Copy every line that holds "Prefer".

== Task material

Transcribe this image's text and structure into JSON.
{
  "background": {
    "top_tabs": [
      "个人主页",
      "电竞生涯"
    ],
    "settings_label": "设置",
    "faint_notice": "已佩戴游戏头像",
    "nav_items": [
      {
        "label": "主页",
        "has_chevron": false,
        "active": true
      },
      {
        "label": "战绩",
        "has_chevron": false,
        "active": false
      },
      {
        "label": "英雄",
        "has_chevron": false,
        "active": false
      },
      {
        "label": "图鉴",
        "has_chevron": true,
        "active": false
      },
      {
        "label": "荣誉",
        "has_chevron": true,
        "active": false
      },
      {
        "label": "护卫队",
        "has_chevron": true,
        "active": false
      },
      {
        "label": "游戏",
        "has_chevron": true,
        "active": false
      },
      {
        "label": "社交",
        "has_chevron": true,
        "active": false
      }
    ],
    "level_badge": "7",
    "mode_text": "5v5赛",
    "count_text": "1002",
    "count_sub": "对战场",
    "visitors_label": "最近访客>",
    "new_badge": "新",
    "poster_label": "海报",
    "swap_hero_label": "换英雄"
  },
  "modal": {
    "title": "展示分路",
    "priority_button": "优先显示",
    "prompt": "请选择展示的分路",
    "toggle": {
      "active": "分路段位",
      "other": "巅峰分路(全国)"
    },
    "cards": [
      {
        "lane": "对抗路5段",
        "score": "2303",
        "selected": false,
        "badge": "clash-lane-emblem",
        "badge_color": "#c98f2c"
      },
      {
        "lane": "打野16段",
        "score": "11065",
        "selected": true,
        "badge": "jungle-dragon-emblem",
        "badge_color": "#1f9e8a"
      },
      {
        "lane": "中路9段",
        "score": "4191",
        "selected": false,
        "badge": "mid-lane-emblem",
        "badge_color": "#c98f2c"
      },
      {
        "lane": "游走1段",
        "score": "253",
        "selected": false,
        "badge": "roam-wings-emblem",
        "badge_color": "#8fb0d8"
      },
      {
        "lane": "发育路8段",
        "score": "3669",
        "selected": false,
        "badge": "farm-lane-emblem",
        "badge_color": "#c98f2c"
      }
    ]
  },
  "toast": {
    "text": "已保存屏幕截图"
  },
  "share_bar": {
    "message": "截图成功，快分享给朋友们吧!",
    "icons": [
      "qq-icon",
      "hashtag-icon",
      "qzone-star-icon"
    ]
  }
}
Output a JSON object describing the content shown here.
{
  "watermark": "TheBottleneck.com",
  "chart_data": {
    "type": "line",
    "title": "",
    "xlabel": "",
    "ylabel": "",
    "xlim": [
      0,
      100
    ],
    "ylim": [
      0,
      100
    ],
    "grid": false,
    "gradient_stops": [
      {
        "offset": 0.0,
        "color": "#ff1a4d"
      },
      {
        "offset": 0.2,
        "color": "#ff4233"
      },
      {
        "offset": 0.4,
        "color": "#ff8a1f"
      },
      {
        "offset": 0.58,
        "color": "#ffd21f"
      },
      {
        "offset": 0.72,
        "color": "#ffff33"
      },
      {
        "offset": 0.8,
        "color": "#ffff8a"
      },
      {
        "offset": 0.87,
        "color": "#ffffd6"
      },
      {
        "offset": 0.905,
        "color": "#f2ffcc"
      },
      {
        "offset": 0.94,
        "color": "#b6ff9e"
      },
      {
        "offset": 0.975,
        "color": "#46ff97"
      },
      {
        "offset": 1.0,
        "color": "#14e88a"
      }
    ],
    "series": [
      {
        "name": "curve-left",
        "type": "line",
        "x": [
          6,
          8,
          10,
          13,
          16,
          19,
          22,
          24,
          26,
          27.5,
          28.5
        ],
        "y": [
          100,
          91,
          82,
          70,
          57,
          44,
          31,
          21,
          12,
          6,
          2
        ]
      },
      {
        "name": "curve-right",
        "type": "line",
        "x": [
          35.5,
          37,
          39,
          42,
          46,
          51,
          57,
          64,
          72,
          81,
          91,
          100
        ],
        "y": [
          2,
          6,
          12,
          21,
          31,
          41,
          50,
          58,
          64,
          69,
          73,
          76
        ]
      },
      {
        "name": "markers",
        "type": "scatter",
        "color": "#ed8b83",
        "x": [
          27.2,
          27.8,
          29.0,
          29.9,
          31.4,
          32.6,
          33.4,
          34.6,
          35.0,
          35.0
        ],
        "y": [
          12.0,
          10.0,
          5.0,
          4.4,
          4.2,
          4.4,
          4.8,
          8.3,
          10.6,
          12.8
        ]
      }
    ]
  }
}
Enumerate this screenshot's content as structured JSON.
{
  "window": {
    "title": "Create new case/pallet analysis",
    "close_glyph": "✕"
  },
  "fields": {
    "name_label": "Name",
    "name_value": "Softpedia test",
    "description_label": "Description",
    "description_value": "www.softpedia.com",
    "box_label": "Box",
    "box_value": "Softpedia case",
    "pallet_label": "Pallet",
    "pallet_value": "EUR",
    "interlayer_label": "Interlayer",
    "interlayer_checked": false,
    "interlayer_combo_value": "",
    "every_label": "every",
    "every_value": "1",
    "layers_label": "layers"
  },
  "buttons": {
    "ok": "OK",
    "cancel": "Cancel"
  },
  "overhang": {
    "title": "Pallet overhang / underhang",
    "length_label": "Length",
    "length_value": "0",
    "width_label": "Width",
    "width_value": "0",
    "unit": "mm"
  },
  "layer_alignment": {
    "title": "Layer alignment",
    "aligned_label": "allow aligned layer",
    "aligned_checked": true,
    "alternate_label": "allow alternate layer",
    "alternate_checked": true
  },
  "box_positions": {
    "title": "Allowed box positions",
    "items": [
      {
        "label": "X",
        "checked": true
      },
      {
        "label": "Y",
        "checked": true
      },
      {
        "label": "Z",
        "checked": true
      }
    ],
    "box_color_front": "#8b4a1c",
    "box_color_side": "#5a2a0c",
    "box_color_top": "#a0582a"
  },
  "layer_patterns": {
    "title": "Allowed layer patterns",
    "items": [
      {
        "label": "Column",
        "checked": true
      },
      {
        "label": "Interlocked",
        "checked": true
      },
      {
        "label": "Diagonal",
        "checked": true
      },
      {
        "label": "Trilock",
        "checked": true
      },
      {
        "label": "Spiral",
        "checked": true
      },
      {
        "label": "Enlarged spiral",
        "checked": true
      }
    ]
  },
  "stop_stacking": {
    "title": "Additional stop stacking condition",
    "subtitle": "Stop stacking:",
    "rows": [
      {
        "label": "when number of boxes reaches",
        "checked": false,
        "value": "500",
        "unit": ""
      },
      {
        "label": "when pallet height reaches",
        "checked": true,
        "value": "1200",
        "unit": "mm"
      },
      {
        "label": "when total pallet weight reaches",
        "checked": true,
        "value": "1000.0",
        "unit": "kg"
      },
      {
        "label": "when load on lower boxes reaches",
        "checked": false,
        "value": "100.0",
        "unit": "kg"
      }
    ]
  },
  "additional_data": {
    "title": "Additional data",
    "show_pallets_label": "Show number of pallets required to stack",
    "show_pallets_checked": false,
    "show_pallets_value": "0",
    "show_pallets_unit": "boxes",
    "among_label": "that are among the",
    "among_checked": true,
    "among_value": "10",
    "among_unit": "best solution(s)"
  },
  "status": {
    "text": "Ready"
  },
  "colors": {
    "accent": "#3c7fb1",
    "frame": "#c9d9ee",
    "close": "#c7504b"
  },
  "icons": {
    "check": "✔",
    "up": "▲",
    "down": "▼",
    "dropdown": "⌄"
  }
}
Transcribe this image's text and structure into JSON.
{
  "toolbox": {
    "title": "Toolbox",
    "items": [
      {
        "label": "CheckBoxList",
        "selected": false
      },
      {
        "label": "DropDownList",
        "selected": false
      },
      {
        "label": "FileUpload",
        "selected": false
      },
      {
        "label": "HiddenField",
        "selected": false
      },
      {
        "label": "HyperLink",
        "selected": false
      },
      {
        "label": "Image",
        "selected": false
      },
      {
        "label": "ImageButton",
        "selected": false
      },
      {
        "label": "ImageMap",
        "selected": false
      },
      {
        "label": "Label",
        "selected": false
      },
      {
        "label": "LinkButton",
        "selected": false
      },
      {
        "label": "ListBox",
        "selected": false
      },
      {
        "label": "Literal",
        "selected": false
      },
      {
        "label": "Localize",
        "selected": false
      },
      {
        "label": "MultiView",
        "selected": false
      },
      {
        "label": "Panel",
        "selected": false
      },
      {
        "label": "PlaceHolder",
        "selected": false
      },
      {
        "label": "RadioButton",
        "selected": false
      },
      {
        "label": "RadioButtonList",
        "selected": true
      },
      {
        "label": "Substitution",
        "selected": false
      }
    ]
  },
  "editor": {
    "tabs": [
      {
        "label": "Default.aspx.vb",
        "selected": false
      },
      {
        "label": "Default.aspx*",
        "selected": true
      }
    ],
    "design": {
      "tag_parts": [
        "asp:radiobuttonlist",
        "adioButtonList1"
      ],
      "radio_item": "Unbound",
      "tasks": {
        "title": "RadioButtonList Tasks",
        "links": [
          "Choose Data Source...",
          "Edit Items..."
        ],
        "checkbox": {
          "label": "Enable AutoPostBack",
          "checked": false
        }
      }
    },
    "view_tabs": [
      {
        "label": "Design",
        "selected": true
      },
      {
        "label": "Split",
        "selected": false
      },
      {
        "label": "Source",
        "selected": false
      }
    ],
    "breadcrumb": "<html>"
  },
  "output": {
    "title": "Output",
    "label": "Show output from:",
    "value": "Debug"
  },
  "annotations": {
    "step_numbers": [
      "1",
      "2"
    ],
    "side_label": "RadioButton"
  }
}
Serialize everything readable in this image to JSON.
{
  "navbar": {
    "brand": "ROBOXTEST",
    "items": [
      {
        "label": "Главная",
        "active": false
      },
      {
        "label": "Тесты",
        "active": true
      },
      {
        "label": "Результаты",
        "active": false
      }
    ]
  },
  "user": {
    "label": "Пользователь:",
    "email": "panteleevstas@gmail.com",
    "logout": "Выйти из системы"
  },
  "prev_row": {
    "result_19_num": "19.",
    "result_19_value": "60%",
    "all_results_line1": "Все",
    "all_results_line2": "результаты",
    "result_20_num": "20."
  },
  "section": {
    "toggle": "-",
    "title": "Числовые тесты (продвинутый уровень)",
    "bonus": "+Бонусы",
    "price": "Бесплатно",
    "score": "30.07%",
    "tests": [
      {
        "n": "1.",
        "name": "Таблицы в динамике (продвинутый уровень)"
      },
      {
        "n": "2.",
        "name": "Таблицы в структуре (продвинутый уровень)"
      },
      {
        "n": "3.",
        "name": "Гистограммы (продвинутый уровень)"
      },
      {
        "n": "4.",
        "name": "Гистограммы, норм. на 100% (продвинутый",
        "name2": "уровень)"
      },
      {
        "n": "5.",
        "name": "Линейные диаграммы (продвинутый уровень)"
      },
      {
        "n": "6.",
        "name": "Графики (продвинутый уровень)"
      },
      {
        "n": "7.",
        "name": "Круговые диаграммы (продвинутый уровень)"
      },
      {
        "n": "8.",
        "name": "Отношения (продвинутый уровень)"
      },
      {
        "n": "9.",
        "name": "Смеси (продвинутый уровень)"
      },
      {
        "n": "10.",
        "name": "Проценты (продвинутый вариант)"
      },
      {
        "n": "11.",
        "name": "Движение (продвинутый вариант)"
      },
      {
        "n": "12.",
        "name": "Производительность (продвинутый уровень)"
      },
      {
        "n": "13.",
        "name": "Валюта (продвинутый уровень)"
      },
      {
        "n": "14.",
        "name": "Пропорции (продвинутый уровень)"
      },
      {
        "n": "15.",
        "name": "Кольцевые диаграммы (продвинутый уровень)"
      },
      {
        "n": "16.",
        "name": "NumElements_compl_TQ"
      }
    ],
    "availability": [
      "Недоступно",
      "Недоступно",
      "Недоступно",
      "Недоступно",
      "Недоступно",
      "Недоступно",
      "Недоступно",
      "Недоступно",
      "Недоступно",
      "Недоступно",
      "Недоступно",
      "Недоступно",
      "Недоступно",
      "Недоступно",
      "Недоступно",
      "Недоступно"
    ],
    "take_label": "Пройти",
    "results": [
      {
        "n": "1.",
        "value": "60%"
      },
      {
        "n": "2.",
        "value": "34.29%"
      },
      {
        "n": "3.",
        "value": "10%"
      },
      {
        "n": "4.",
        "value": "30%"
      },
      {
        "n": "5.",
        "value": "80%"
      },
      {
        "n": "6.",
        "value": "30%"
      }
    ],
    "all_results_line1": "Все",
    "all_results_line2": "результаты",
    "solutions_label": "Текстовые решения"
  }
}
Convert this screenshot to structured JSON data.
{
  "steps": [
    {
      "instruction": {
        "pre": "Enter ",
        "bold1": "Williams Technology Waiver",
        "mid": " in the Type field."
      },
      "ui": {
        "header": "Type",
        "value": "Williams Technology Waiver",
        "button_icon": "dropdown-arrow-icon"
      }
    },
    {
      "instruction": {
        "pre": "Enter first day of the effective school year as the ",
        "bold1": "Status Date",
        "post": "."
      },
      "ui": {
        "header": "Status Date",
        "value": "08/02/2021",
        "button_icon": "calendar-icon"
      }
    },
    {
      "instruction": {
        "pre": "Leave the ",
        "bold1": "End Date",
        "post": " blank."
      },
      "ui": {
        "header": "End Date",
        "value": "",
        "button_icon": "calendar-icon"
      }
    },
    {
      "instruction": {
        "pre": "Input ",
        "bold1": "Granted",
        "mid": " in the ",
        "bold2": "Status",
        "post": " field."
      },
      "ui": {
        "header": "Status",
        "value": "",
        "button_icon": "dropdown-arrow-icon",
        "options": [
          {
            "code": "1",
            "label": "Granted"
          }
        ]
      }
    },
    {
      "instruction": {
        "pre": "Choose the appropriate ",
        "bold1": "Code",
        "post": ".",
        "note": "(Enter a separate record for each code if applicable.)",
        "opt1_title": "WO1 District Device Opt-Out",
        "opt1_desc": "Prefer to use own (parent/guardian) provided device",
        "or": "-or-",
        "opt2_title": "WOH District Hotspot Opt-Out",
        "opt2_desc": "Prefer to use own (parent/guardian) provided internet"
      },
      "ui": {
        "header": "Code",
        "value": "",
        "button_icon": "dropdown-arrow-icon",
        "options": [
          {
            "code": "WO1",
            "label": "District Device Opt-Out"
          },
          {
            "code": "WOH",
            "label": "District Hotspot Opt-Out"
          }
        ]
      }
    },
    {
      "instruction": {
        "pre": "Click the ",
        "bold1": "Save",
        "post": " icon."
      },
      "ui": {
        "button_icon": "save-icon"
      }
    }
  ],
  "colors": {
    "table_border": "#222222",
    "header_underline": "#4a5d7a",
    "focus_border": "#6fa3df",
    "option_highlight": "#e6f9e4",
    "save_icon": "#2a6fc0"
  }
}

====

Result of the task:
        "opt1_desc": "Prefer to use own (parent/guardian) provided device",
        "opt2_desc": "Prefer to use own (parent/guardian) provided internet"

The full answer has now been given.